* DIRECTIONS
The entries below should be given again exactly, minus their pictures.

* Stored data entries
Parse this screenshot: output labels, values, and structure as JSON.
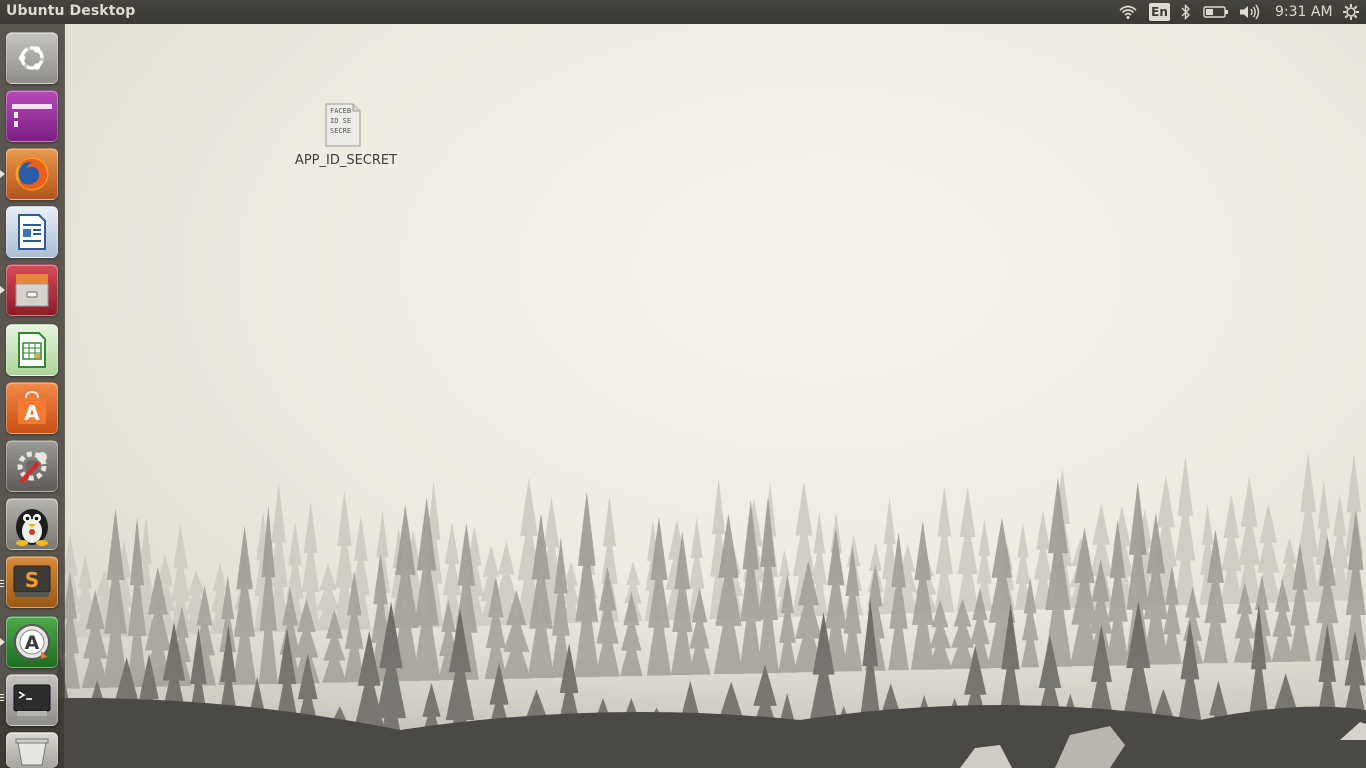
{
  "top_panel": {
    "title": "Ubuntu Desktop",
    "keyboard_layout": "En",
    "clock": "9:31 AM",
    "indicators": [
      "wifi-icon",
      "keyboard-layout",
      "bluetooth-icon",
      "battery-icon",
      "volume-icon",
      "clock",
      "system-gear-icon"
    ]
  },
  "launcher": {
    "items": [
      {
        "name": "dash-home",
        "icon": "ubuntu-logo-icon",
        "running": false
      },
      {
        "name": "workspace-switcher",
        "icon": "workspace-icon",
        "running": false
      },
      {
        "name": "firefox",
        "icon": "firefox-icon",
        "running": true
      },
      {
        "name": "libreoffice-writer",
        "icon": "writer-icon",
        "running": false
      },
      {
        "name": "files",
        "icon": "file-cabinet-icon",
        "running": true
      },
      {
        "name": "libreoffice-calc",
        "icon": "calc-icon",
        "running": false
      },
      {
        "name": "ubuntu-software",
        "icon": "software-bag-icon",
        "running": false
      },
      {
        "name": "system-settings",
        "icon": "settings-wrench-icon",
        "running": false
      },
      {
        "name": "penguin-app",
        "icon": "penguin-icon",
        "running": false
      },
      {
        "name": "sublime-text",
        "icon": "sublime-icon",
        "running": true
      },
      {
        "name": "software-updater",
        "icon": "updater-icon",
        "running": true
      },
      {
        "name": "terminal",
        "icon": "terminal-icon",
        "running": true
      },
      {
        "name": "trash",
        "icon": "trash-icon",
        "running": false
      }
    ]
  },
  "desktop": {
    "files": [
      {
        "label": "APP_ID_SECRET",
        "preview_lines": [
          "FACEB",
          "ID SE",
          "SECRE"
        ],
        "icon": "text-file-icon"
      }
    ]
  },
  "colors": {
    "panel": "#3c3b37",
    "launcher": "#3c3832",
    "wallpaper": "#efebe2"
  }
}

* RESPONSE TO THIS EXERCISE
Parse this screenshot: output labels, values, and structure as JSON.
{
  "top_panel": {
    "title": "Ubuntu Desktop",
    "keyboard_layout": "En",
    "clock": "9:31 AM",
    "indicators": [
      "wifi-icon",
      "keyboard-layout",
      "bluetooth-icon",
      "battery-icon",
      "volume-icon",
      "clock",
      "system-gear-icon"
    ]
  },
  "launcher": {
    "items": [
      {
        "name": "dash-home",
        "icon": "ubuntu-logo-icon",
        "running": false
      },
      {
        "name": "workspace-switcher",
        "icon": "workspace-icon",
        "running": false
      },
      {
        "name": "firefox",
        "icon": "firefox-icon",
        "running": true
      },
      {
        "name": "libreoffice-writer",
        "icon": "writer-icon",
        "running": false
      },
      {
        "name": "files",
        "icon": "file-cabinet-icon",
        "running": true
      },
      {
        "name": "libreoffice-calc",
        "icon": "calc-icon",
        "running": false
      },
      {
        "name": "ubuntu-software",
        "icon": "software-bag-icon",
        "running": false
      },
      {
        "name": "system-settings",
        "icon": "settings-wrench-icon",
        "running": false
      },
      {
        "name": "penguin-app",
        "icon": "penguin-icon",
        "running": false
      },
      {
        "name": "sublime-text",
        "icon": "sublime-icon",
        "running": true
      },
      {
        "name": "software-updater",
        "icon": "updater-icon",
        "running": true
      },
      {
        "name": "terminal",
        "icon": "terminal-icon",
        "running": true
      },
      {
        "name": "trash",
        "icon": "trash-icon",
        "running": false
      }
    ]
  },
  "desktop": {
    "files": [
      {
        "label": "APP_ID_SECRET",
        "preview_lines": [
          "FACEB",
          "ID SE",
          "SECRE"
        ],
        "icon": "text-file-icon"
      }
    ]
  },
  "colors": {
    "panel": "#3c3b37",
    "launcher": "#3c3832",
    "wallpaper": "#efebe2"
  }
}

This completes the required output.